## REQUEST
Copy out all of the data exactly as it appears.

## DATASET ENTRIES

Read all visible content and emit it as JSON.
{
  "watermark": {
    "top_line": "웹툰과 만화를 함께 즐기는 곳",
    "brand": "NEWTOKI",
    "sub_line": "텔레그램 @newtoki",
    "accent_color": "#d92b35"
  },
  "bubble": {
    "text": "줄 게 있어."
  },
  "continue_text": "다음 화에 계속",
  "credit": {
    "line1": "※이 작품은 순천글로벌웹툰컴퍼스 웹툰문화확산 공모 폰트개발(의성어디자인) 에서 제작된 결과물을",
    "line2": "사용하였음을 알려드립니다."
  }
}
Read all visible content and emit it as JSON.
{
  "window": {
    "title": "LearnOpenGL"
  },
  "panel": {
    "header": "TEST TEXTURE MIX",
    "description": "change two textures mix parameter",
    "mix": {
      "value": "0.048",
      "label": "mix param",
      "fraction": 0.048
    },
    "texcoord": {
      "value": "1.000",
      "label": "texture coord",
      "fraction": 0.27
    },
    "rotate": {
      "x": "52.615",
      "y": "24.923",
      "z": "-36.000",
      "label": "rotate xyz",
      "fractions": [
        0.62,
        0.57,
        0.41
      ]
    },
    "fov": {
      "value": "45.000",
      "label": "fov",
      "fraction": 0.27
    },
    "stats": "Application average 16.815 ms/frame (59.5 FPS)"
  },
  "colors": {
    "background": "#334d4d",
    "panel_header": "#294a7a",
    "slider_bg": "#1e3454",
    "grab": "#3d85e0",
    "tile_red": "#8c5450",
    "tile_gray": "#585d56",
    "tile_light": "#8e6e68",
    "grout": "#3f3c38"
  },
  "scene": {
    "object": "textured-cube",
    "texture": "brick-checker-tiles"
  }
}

## TASK RESULT
Read all visible content and emit it as JSON.
{
  "watermark": {
    "top_line": "웹툰과 만화를 함께 즐기는 곳",
    "brand": "NEWTOKI",
    "sub_line": "텔레그램 @newtoki",
    "accent_color": "#d92b35"
  },
  "bubble": {
    "text": "줄 게 있어."
  },
  "continue_text": "다음 화에 계속",
  "credit": {
    "line1": "※이 작품은 순천글로벌웹툰컴퍼스 웹툰문화확산 공모 폰트개발(의성어디자인) 에서 제작된 결과물을",
    "line2": "사용하였음을 알려드립니다."
  }
}
Read all visible content and emit it as JSON.
{
  "window": {
    "title": "LearnOpenGL"
  },
  "panel": {
    "header": "TEST TEXTURE MIX",
    "description": "change two textures mix parameter",
    "mix": {
      "value": "0.048",
      "label": "mix param",
      "fraction": 0.048
    },
    "texcoord": {
      "value": "1.000",
      "label": "texture coord",
      "fraction": 0.27
    },
    "rotate": {
      "x": "52.615",
      "y": "24.923",
      "z": "-36.000",
      "label": "rotate xyz",
      "fractions": [
        0.62,
        0.57,
        0.41
      ]
    },
    "fov": {
      "value": "45.000",
      "label": "fov",
      "fraction": 0.27
    },
    "stats": "Application average 16.815 ms/frame (59.5 FPS)"
  },
  "colors": {
    "background": "#334d4d",
    "panel_header": "#294a7a",
    "slider_bg": "#1e3454",
    "grab": "#3d85e0",
    "tile_red": "#8c5450",
    "tile_gray": "#585d56",
    "tile_light": "#8e6e68",
    "grout": "#3f3c38"
  },
  "scene": {
    "object": "textured-cube",
    "texture": "brick-checker-tiles"
  }
}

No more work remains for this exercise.